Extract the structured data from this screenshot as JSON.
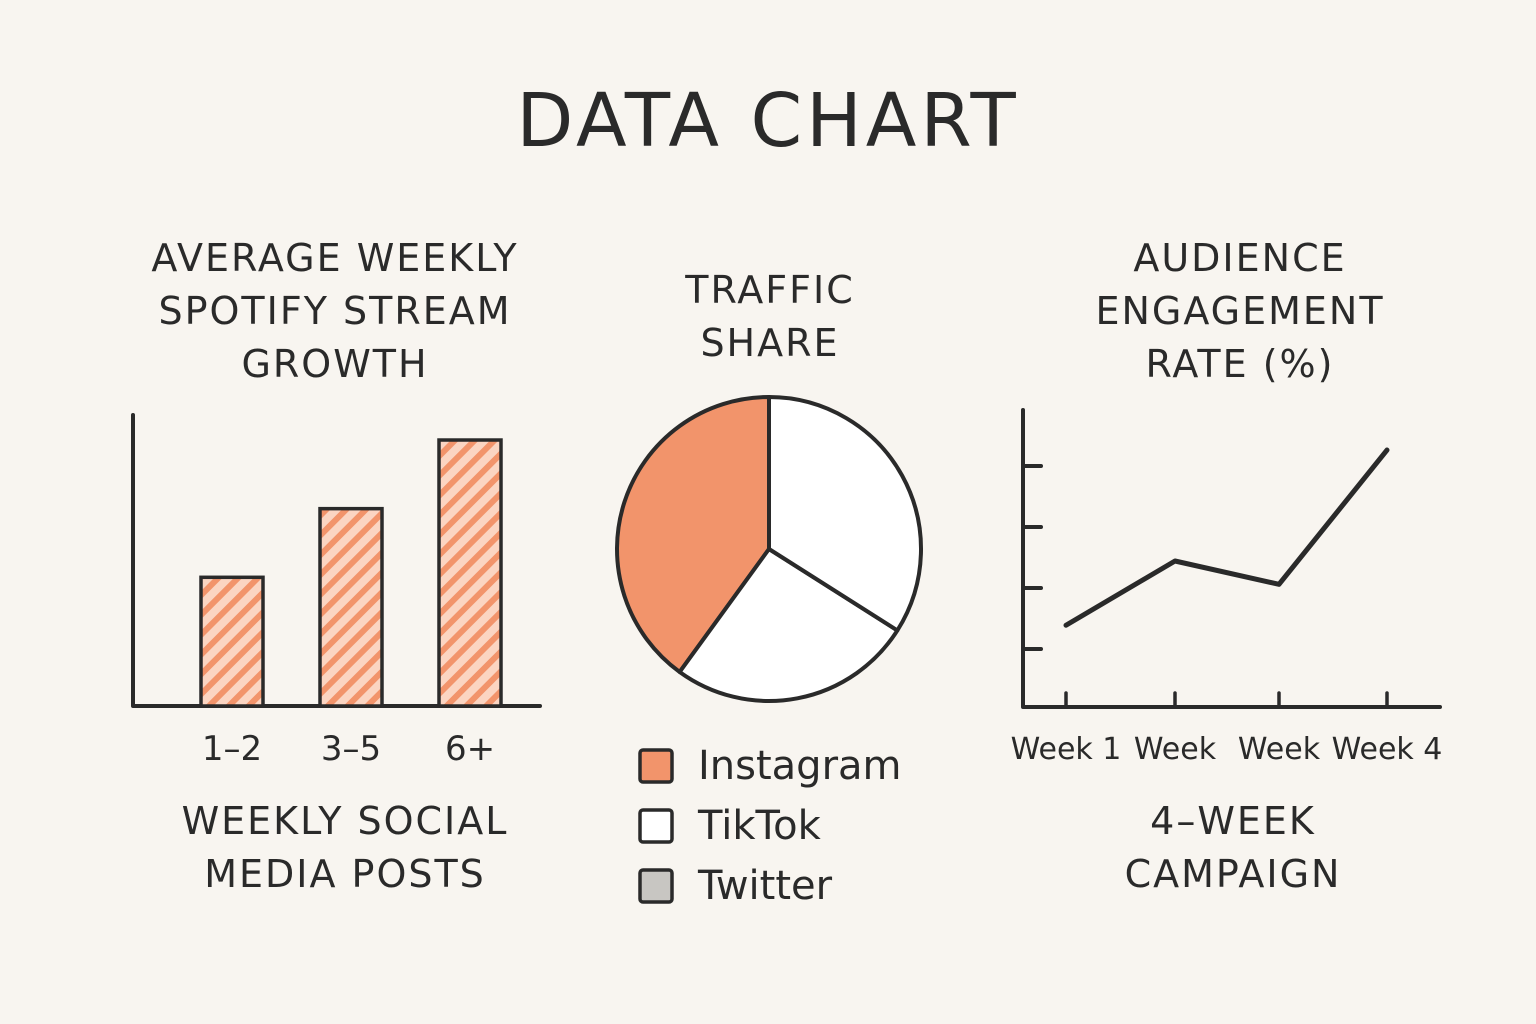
{
  "page": {
    "title": "DATA CHART"
  },
  "colors": {
    "background": "#f8f5f0",
    "accent": "#f2946b",
    "accent_light": "#fbd5c2",
    "ink": "#2a2a2a",
    "gray": "#c8c6c2",
    "white": "#ffffff"
  },
  "chart_data": [
    {
      "type": "bar",
      "title": "AVERAGE WEEKLY\nSPOTIFY STREAM\nGROWTH",
      "xlabel": "WEEKLY SOCIAL\nMEDIA POSTS",
      "ylabel": "",
      "categories": [
        "1–2",
        "3–5",
        "6+"
      ],
      "values": [
        0.45,
        0.69,
        0.93
      ],
      "ylim": [
        0,
        1
      ],
      "grid": false,
      "fill": "hatched-orange"
    },
    {
      "type": "pie",
      "title": "TRAFFIC\nSHARE",
      "labels": [
        "Instagram",
        "TikTok",
        "Twitter"
      ],
      "values": [
        40,
        26,
        34
      ],
      "colors": [
        "#f2946b",
        "#ffffff",
        "#ffffff"
      ],
      "legend_colors": [
        "#f2946b",
        "#ffffff",
        "#c8c6c2"
      ],
      "legend": "bottom"
    },
    {
      "type": "line",
      "title": "AUDIENCE\nENGAGEMENT\nRATE (%)",
      "xlabel": "4–WEEK\nCAMPAIGN",
      "ylabel": "",
      "tick_labels": [
        "Week 1",
        "Week",
        "Week",
        "Week 4"
      ],
      "x": [
        1,
        2,
        3,
        4
      ],
      "series": [
        {
          "values": [
            1.4,
            2.5,
            2.1,
            4.4
          ]
        }
      ],
      "ylim": [
        0,
        5
      ],
      "grid": false
    }
  ]
}
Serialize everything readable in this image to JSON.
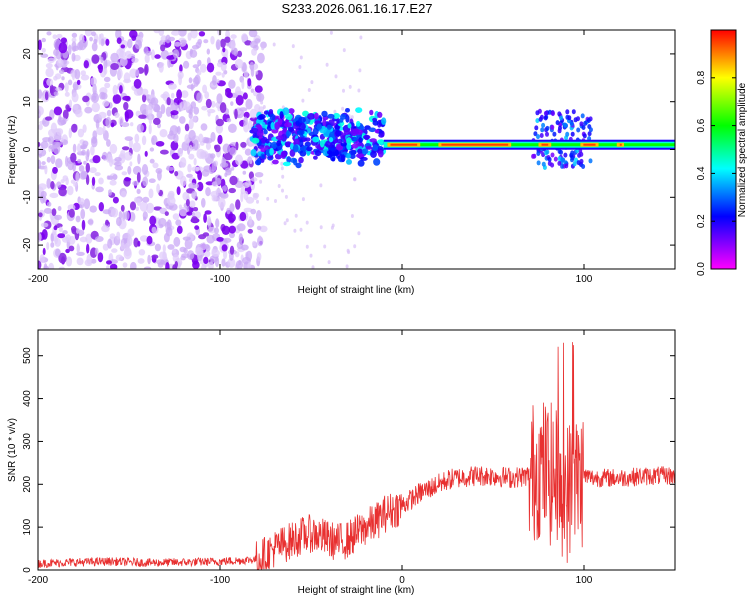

■ ■ ■ ■ ■

# WHAT THE TASK REQUIRES
The material above holds pictures; copy everything else in it exactly.

# THE OUTPUT
Extract the structured data from this screenshot as JSON.
{
  "page": {
    "title": "DATA CHART"
  },
  "colors": {
    "background": "#f8f5f0",
    "accent": "#f2946b",
    "accent_light": "#fbd5c2",
    "ink": "#2a2a2a",
    "gray": "#c8c6c2",
    "white": "#ffffff"
  },
  "chart_data": [
    {
      "type": "bar",
      "title": "AVERAGE WEEKLY\nSPOTIFY STREAM\nGROWTH",
      "xlabel": "WEEKLY SOCIAL\nMEDIA POSTS",
      "ylabel": "",
      "categories": [
        "1–2",
        "3–5",
        "6+"
      ],
      "values": [
        0.45,
        0.69,
        0.93
      ],
      "ylim": [
        0,
        1
      ],
      "grid": false,
      "fill": "hatched-orange"
    },
    {
      "type": "pie",
      "title": "TRAFFIC\nSHARE",
      "labels": [
        "Instagram",
        "TikTok",
        "Twitter"
      ],
      "values": [
        40,
        26,
        34
      ],
      "colors": [
        "#f2946b",
        "#ffffff",
        "#ffffff"
      ],
      "legend_colors": [
        "#f2946b",
        "#ffffff",
        "#c8c6c2"
      ],
      "legend": "bottom"
    },
    {
      "type": "line",
      "title": "AUDIENCE\nENGAGEMENT\nRATE (%)",
      "xlabel": "4–WEEK\nCAMPAIGN",
      "ylabel": "",
      "tick_labels": [
        "Week 1",
        "Week",
        "Week",
        "Week 4"
      ],
      "x": [
        1,
        2,
        3,
        4
      ],
      "series": [
        {
          "values": [
            1.4,
            2.5,
            2.1,
            4.4
          ]
        }
      ],
      "ylim": [
        0,
        5
      ],
      "grid": false
    }
  ]
}
Serialize everything readable in this image to JSON.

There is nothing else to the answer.